- **SET TASK**
Output nothing but the number of lines that include the word "вручении".

- **RECORDED INFORMATION**

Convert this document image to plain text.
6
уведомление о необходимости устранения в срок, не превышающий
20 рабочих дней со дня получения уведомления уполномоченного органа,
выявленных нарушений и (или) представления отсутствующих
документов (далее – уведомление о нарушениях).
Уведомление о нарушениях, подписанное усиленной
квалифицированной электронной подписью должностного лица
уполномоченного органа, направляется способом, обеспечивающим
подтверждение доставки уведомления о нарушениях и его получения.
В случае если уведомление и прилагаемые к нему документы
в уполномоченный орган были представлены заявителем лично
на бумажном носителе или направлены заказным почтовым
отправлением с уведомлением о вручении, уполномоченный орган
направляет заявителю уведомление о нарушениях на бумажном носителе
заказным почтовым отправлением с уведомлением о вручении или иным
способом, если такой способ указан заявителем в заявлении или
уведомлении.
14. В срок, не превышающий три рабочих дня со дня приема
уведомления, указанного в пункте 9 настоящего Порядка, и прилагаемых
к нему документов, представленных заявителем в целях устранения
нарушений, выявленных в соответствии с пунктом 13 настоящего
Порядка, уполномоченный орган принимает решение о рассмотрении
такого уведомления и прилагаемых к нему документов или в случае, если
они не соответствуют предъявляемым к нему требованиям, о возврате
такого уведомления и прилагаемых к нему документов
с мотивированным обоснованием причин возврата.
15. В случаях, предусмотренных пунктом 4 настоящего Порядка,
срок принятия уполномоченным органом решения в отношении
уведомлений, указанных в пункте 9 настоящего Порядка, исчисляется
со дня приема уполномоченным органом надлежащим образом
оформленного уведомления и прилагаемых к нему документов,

- **COMPLETED EXERCISE**
2